◆ **PARTS OF THE EXERCISE**:
(A) Return the portion of the author and affiliation listing that starts at "Han, Yong-Hyun; Kim, Hyeon-Ji;" and ends at "Chuncheon, South Korea.", copied word for word.
(B) Using the author and affiliation listing, answer these questions:
(i) Which laboratory at Kangwon National University is listed for Han YH?
(ii) What email address is given for Lee MO?
(iii) Which volume of Mol Cell Endocrinol is cited?

◆ **TEXT PASSAGE**:
━━━━
Han, Yong-Hyun; Kim, Hyeon-Ji; Lee, Mi-Ock.
Afiliação
  • Han YH; College of Pharmacy, Seoul National University, Seoul, South Korea; Laboratory of Pathology and Physiology, College of Pharmacy, Kangwon National University, Chuncheon, South Korea.
  • Kim HJ; College of Pharmacy, Seoul National University, Seoul, South Korea.
  • Lee MO; College of Pharmacy, Seoul National University, Seoul, South Korea; Bio-MAX Institute, Seoul National University, Seoul, South Korea; Research Institute of Pharmaceutical Sciences, Seoul National University, Seoul, South Korea. Electronic address: molee@snu.ac.kr.
Mol Cell Endocrinol ; 522: 111122, 2021 02 15.
━━━━
◆ **LISTED ENTRIES**:

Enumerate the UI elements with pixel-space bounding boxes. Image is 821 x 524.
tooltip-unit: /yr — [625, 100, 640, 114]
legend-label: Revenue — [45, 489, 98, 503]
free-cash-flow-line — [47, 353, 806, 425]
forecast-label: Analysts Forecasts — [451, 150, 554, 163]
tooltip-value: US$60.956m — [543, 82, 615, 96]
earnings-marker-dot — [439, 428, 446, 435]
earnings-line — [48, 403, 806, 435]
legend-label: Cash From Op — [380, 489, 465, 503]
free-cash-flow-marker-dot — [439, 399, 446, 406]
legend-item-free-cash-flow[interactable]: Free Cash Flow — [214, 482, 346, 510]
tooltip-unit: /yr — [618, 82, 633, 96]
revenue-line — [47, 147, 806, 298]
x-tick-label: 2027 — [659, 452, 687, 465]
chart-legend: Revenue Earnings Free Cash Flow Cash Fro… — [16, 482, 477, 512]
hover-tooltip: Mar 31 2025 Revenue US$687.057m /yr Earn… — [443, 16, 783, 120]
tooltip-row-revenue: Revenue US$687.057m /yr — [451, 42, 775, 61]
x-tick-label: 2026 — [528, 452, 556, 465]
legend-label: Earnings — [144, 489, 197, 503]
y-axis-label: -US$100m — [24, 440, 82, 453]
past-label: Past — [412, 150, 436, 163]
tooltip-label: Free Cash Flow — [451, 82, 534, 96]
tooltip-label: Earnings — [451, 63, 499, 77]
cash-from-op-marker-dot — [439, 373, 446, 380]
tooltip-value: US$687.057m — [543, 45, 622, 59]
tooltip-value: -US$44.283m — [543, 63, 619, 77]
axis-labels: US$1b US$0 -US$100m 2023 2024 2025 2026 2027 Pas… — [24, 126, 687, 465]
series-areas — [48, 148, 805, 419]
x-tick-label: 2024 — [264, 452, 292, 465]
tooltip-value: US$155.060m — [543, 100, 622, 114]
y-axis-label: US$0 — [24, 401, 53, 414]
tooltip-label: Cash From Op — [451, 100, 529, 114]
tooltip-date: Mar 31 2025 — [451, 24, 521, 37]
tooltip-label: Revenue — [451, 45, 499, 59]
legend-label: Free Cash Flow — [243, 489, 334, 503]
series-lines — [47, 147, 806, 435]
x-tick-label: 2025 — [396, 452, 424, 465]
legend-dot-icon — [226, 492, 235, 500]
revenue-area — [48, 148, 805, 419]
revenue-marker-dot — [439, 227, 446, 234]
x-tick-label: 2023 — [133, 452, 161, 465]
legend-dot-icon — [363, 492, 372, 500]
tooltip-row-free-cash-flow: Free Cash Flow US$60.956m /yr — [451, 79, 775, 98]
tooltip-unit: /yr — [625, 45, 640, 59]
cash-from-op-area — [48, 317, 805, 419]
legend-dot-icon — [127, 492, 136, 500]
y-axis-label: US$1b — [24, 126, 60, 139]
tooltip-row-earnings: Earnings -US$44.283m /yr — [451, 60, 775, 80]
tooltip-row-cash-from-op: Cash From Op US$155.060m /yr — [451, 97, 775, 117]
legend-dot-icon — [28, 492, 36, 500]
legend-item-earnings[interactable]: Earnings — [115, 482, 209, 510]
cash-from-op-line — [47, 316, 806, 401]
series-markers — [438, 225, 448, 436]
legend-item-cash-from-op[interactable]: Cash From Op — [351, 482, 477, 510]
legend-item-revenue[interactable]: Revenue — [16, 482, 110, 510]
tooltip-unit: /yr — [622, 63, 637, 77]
━━━━
◆ **PER-TASK ANSWERS**:
(A)
Han, Yong-Hyun; Kim, Hyeon-Ji; Lee, Mi-Ock.
Afiliação
  • Han YH; College of Pharmacy, Seoul National University, Seoul, South Korea; Laboratory of Pathology and Physiology, College of Pharmacy, Kangwon National University, Chuncheon, South Korea.

(B)
(i) The Laboratory of Pathology and Physiology, College of Pharmacy
(ii) molee@snu.ac.kr
(iii) Volume 522